Structured page parsing data:
Segment Open
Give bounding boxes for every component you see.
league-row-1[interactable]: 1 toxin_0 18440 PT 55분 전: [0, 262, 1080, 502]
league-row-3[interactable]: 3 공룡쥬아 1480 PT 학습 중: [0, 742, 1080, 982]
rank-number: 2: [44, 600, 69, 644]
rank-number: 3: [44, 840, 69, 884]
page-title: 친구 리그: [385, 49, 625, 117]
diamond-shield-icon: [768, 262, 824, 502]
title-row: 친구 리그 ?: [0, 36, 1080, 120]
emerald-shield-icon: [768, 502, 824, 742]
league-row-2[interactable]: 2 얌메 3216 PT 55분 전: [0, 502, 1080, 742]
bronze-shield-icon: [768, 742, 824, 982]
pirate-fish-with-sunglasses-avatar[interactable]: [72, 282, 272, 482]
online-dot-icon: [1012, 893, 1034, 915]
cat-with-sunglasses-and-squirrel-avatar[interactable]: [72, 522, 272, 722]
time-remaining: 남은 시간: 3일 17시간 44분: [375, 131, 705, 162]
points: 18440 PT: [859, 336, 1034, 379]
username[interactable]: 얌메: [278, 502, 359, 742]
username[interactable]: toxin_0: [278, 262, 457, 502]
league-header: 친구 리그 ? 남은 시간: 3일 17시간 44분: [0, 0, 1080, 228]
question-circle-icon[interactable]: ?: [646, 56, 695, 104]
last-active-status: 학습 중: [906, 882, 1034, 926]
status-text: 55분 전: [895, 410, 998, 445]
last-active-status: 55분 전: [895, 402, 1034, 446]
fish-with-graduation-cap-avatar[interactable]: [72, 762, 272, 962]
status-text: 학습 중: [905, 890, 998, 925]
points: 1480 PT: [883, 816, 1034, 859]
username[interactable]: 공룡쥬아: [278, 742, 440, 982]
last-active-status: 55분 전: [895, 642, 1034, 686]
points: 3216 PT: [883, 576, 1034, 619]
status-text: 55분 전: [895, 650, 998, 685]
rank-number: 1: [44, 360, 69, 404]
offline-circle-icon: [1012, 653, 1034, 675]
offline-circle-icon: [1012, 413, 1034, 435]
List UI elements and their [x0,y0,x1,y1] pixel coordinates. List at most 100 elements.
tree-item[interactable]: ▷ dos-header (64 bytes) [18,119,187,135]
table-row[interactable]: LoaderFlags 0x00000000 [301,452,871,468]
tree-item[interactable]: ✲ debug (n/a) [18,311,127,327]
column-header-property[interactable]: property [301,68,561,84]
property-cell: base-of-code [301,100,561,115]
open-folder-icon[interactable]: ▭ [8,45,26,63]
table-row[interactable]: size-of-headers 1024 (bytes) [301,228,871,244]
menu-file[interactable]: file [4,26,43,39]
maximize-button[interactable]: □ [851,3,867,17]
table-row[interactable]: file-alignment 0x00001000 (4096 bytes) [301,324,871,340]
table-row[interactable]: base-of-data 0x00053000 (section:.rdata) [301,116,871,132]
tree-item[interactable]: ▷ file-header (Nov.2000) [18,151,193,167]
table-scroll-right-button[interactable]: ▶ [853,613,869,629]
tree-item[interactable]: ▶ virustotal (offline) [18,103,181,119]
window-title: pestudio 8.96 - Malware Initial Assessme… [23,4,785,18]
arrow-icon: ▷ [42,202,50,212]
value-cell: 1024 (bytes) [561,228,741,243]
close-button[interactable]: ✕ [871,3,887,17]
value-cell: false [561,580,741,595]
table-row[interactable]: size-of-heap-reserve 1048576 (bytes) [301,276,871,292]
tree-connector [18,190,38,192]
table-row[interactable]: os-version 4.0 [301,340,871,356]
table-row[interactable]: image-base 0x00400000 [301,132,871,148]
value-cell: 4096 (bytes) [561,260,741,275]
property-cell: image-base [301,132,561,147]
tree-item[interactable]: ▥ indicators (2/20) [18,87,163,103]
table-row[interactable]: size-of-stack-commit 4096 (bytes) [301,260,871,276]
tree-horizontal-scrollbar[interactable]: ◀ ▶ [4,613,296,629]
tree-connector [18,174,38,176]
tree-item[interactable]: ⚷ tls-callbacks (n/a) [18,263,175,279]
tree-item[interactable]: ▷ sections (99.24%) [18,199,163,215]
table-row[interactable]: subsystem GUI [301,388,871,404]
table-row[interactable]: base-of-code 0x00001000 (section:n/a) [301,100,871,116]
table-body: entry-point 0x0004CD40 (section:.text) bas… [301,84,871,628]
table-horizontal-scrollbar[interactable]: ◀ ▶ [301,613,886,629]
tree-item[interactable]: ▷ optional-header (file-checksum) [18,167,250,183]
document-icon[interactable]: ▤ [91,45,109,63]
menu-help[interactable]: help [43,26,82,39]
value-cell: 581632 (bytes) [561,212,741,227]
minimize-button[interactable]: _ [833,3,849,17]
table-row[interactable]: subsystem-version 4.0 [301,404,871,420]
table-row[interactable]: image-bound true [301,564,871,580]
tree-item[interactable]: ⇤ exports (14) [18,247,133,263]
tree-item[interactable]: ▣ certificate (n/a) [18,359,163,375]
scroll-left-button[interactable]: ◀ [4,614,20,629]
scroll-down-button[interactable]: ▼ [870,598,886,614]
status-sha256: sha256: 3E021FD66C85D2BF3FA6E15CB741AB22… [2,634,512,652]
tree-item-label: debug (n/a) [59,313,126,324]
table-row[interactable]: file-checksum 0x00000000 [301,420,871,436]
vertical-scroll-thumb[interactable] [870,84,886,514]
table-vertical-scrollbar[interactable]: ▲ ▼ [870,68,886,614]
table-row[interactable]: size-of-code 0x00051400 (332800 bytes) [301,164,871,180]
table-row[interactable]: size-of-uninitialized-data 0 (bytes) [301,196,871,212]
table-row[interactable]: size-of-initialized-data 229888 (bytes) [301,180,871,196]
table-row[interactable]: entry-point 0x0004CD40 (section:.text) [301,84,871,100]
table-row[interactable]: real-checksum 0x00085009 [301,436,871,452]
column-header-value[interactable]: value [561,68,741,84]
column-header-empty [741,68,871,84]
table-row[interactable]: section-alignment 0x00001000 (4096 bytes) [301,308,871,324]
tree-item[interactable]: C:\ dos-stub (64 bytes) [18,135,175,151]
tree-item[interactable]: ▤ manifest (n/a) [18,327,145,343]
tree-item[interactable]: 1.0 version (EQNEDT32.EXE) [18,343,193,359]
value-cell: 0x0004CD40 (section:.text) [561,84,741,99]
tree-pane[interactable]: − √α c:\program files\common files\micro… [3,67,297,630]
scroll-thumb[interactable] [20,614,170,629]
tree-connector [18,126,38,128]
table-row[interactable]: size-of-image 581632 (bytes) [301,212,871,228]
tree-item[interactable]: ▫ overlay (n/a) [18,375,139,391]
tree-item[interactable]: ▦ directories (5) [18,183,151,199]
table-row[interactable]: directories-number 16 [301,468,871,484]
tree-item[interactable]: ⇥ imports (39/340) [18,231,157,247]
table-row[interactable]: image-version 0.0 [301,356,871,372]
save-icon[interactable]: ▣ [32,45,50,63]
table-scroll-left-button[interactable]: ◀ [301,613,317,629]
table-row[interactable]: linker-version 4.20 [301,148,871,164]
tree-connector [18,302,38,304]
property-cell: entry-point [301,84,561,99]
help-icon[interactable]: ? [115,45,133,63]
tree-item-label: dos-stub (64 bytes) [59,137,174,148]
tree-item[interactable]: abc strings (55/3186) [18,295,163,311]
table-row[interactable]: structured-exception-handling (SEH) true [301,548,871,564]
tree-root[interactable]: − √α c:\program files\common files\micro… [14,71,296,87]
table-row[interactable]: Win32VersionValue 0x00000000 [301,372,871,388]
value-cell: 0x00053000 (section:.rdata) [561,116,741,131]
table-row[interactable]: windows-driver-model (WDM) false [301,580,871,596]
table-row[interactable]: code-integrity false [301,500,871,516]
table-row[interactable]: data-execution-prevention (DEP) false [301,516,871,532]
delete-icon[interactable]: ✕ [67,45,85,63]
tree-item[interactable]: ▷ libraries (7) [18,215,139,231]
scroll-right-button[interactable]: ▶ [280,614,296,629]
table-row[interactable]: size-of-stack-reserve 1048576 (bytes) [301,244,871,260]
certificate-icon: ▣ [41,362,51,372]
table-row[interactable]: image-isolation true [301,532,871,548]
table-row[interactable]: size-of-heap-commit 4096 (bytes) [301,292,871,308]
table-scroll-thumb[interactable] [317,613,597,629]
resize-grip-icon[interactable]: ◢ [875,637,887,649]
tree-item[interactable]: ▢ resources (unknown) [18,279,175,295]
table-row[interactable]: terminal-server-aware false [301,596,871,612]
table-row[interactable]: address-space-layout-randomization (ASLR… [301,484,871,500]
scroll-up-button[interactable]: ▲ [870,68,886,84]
Segment Closed
Read the lines above. Gather those in which the string "thumb" is found.

● Solved exercise:
vertical-scroll-thumb[interactable] [870,84,886,514]
scroll-thumb[interactable] [20,614,170,629]
table-scroll-thumb[interactable] [317,613,597,629]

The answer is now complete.